▶ [Problem to work on]: Seek out every line containing the word "decelerating", and copy each.

▶ [Material for this task]:
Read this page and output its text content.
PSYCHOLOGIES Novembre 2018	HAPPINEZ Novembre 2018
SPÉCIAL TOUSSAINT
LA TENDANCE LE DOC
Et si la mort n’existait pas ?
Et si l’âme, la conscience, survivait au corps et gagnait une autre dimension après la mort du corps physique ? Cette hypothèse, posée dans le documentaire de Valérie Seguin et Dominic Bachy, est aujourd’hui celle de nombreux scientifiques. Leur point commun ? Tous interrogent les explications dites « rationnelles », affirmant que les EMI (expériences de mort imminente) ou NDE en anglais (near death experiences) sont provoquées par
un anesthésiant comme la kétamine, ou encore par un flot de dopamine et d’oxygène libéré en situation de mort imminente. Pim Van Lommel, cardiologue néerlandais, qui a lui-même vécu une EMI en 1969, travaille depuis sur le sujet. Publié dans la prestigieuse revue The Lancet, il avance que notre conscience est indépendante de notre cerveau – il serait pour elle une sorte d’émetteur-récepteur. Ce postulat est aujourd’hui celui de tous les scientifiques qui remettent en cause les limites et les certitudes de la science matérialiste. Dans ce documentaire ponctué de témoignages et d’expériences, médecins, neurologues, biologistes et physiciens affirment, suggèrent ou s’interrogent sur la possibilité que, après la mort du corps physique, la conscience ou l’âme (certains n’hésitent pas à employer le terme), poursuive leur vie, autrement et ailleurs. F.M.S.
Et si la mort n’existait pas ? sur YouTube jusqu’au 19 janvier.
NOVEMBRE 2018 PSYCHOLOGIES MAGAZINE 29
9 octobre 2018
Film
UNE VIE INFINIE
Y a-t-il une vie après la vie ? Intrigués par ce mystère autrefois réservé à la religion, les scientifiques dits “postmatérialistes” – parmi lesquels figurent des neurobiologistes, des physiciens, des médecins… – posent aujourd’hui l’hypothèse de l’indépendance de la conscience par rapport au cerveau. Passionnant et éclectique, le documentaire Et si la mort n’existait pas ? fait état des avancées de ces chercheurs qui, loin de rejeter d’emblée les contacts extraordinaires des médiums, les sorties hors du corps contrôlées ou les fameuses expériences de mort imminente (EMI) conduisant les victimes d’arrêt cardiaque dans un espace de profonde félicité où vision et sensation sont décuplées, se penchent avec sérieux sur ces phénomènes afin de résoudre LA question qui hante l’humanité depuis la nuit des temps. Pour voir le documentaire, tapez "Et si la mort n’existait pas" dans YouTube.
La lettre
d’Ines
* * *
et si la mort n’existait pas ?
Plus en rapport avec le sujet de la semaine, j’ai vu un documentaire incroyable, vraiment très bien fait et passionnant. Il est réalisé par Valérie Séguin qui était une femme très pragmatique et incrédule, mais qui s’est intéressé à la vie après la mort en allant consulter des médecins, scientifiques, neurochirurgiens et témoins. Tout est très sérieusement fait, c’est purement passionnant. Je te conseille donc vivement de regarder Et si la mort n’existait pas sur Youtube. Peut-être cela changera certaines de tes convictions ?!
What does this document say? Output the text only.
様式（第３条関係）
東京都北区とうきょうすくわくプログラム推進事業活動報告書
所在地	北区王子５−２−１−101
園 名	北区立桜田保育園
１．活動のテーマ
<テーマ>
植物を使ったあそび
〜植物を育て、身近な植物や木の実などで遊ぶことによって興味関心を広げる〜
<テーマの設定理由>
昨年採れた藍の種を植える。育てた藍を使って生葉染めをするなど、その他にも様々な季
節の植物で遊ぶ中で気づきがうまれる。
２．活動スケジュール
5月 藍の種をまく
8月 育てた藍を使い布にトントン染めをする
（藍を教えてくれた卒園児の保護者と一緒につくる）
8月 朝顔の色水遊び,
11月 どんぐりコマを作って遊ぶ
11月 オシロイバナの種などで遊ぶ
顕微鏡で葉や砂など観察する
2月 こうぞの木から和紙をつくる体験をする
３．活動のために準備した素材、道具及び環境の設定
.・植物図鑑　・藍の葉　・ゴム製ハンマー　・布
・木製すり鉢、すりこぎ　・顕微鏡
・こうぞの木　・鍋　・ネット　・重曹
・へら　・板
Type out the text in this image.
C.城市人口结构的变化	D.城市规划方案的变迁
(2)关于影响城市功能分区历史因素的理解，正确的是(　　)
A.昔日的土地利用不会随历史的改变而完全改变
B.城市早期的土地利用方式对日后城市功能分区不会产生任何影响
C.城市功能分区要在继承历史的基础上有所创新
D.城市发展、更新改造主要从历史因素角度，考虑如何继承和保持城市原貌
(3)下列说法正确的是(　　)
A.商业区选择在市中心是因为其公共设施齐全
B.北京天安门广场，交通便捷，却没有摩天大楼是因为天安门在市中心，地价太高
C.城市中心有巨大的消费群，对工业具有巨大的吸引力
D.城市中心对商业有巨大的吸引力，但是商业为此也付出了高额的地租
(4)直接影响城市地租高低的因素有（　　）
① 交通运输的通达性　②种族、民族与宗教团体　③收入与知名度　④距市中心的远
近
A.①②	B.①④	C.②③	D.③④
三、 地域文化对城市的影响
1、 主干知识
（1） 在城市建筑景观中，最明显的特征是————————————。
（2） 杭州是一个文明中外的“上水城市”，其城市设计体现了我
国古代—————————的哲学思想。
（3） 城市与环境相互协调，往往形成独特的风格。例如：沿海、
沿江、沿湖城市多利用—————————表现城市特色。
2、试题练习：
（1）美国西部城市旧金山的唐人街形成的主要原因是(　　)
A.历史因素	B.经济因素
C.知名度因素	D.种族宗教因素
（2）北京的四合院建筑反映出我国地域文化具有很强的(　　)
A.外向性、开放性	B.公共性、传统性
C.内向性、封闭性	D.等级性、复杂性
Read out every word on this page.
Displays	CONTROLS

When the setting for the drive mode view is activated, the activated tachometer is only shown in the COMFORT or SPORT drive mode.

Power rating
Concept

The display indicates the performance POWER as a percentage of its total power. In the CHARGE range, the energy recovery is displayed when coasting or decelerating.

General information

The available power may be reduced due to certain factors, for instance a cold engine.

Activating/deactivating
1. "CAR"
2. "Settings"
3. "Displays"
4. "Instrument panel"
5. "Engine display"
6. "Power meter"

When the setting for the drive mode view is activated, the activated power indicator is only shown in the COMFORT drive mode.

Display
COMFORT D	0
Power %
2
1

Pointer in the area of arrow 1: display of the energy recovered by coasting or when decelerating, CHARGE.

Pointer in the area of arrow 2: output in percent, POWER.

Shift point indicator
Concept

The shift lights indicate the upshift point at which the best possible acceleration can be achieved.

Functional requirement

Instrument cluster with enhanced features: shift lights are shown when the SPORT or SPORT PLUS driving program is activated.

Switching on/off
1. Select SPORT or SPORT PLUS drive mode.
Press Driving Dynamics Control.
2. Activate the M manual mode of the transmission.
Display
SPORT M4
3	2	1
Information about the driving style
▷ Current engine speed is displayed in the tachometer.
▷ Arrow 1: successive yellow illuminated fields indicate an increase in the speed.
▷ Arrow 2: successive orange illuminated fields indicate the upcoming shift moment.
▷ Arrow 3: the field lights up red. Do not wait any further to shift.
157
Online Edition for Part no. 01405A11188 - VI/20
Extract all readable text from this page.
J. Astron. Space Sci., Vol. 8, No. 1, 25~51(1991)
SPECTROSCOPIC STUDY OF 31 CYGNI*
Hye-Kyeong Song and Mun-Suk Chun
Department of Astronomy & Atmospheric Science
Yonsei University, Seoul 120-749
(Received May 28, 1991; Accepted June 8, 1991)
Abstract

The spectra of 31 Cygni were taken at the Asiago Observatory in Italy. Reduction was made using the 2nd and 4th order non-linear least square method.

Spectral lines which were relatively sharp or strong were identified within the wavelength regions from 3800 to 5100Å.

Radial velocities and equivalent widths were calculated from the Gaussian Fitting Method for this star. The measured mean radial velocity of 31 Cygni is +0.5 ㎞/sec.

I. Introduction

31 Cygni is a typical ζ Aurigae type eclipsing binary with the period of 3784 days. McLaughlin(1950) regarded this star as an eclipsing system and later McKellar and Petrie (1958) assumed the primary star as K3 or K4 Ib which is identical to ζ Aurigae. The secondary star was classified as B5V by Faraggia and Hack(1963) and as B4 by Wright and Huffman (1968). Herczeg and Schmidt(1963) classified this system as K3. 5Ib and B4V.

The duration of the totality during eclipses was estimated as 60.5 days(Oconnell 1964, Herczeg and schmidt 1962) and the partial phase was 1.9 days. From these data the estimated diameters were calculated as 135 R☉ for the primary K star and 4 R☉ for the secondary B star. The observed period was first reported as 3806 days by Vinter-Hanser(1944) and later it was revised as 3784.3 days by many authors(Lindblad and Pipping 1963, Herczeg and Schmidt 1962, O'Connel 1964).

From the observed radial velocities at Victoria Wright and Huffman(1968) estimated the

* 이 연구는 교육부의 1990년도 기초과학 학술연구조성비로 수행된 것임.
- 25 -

▶ [Exercise answer]:
The display indicates the performance POWER as a percentage of its total power. In the CHARGE range, the energy recovery is displayed when coasting or decelerating.
Pointer in the area of arrow 1: display of the energy recovered by coasting or when decelerating, CHARGE.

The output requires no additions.